▼▼▼
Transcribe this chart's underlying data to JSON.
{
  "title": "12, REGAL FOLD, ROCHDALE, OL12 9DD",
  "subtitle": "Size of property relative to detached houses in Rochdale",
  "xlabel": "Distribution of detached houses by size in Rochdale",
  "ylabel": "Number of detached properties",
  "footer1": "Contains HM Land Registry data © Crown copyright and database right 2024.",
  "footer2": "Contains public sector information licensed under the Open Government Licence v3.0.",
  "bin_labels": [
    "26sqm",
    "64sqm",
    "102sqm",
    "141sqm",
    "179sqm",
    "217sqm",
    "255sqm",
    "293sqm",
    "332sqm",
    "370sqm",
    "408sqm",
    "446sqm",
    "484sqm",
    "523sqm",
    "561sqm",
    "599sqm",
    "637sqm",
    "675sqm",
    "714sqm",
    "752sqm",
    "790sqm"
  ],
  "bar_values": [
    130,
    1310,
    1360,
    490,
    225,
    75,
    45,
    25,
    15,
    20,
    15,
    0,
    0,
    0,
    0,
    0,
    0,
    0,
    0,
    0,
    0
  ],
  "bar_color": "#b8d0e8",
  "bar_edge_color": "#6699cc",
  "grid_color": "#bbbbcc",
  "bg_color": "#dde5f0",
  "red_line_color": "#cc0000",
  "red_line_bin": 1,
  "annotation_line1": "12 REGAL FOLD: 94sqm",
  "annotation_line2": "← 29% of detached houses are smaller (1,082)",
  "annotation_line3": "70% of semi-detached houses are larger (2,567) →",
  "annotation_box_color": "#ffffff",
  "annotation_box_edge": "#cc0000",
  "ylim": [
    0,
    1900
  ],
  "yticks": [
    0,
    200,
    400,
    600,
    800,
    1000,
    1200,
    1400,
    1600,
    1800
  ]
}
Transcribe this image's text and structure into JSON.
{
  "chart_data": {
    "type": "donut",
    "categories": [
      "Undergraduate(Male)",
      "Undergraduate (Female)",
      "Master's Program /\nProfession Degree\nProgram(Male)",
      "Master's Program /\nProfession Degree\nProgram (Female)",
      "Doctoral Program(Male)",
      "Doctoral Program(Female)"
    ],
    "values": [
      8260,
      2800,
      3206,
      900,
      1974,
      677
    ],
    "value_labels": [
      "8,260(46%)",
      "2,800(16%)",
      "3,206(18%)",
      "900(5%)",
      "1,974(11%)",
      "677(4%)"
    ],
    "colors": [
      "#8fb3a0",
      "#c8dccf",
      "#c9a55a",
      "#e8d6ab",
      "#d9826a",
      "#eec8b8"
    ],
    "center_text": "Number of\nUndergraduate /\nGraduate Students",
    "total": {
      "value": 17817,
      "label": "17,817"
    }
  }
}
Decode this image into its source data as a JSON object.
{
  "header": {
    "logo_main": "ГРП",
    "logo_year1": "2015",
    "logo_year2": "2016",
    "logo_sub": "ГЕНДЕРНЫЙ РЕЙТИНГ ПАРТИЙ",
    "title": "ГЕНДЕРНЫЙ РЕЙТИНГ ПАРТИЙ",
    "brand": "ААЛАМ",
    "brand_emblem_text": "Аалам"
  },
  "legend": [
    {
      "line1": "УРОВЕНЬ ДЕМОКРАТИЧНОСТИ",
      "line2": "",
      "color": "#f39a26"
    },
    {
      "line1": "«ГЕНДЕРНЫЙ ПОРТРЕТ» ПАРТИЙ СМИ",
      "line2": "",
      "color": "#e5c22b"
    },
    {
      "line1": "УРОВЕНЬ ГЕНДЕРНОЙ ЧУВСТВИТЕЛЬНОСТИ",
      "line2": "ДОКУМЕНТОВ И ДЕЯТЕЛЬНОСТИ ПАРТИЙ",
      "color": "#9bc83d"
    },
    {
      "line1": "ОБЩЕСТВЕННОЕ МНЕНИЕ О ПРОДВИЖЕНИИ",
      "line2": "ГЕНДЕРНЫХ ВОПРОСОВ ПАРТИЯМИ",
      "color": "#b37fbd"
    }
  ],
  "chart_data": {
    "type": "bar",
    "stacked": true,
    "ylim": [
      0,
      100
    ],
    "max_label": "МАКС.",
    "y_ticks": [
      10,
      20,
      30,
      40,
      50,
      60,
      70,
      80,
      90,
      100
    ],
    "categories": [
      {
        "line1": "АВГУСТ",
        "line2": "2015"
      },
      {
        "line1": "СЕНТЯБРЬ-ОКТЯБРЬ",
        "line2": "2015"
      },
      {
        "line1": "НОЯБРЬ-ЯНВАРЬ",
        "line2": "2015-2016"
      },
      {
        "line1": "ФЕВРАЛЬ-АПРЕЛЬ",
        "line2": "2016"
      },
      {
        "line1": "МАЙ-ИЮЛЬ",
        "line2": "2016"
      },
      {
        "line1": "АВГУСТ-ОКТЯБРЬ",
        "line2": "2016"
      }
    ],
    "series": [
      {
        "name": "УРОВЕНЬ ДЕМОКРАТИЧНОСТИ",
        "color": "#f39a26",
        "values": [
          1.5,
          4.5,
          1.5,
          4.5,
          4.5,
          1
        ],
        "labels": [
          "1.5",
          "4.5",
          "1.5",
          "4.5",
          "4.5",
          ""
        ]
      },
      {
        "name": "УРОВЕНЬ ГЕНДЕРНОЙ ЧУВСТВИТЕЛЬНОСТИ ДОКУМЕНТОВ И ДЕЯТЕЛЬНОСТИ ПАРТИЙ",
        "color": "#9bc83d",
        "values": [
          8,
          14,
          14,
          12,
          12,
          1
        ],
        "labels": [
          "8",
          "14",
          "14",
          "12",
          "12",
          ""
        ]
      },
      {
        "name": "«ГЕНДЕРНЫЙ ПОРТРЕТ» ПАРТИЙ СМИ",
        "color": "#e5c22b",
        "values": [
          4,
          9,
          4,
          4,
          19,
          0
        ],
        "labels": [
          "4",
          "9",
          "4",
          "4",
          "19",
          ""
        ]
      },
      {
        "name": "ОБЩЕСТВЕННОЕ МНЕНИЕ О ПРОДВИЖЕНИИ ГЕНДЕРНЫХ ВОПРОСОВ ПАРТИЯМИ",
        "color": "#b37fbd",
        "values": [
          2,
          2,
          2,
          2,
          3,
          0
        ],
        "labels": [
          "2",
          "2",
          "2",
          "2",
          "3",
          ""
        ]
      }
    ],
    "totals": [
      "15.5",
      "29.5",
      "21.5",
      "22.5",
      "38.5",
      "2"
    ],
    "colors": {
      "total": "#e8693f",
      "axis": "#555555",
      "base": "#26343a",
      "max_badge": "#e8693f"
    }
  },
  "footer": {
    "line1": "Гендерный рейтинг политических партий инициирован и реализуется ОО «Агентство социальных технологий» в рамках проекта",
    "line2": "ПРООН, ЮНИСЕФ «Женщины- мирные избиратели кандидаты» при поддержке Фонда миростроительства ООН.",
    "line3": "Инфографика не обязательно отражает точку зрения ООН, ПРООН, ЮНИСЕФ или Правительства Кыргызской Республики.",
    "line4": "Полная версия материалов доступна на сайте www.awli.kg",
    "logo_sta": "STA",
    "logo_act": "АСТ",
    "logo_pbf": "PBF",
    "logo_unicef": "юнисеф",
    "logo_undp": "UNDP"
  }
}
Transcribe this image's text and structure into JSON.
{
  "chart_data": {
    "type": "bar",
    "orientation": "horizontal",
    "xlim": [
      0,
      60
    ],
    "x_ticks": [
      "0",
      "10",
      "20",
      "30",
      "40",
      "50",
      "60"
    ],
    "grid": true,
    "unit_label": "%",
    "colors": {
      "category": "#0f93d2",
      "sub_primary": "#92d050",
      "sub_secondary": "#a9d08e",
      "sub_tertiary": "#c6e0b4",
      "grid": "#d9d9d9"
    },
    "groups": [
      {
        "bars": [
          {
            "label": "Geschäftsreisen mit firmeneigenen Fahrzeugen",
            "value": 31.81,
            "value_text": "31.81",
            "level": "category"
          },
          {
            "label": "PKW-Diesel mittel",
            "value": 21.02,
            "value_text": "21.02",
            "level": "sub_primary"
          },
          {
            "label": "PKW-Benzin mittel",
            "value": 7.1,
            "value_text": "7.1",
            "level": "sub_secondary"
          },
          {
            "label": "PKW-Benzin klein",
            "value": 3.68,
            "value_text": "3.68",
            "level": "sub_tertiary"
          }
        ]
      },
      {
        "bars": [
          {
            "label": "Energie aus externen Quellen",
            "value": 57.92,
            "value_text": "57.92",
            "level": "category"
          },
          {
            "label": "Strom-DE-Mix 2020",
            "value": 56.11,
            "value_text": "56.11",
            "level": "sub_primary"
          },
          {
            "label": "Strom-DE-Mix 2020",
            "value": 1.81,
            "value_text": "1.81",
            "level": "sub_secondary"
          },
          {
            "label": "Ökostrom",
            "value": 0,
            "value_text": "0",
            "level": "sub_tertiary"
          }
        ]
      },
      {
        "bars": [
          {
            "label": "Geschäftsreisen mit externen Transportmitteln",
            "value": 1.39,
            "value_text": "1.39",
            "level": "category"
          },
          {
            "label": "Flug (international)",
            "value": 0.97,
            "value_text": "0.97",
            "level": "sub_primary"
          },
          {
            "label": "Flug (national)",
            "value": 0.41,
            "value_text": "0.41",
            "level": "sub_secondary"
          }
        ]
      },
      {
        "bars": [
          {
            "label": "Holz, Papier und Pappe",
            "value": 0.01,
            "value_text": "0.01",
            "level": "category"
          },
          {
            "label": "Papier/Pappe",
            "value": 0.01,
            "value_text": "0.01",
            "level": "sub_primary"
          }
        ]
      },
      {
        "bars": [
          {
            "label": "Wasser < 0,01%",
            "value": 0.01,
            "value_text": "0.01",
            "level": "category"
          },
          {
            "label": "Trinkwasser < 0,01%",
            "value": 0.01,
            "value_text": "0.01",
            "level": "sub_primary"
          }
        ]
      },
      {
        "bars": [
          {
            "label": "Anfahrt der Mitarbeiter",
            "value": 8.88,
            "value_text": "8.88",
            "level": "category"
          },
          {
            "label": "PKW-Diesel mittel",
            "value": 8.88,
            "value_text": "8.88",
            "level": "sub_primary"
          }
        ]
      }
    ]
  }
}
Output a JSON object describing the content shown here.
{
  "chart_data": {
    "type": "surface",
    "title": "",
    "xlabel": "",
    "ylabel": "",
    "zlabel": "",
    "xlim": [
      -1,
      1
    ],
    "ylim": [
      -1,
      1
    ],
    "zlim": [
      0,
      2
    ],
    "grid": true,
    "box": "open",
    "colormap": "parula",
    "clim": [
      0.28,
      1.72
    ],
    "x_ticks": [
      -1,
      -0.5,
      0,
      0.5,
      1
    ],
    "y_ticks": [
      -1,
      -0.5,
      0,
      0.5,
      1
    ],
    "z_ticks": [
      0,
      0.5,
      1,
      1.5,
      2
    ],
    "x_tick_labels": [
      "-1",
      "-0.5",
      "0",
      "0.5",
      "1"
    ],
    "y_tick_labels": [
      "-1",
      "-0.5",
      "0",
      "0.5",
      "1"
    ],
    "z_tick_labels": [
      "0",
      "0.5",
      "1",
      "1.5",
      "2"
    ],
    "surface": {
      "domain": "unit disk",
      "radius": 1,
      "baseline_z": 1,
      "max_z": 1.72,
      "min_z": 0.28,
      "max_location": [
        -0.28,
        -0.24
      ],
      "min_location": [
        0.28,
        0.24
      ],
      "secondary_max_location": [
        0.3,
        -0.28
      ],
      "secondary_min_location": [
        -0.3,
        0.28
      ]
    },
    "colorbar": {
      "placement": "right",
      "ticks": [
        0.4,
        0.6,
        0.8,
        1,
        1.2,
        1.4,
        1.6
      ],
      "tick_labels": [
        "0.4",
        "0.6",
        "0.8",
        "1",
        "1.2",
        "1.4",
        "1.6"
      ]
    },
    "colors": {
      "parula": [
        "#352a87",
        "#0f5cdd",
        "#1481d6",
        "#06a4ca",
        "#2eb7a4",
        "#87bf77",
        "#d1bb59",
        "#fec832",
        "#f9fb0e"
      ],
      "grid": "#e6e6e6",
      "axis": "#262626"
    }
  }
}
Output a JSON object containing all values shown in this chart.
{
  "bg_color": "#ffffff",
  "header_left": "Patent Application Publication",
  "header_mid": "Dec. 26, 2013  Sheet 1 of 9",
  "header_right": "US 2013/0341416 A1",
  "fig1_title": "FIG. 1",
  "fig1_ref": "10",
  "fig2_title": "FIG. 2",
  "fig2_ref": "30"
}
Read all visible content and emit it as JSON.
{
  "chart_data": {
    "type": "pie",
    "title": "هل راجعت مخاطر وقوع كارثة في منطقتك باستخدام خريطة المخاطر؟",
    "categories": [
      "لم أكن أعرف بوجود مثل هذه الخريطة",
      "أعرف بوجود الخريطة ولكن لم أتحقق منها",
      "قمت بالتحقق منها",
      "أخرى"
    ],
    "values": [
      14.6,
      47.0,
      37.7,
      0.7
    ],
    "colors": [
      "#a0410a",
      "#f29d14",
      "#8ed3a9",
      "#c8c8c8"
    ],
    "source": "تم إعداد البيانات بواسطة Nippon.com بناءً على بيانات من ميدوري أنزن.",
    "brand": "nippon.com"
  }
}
▲▲▲
# What is required
State the number of lines holding the word "ОКТЯБРЬ" in the listing. Add nothing else.

# Exercise answer
2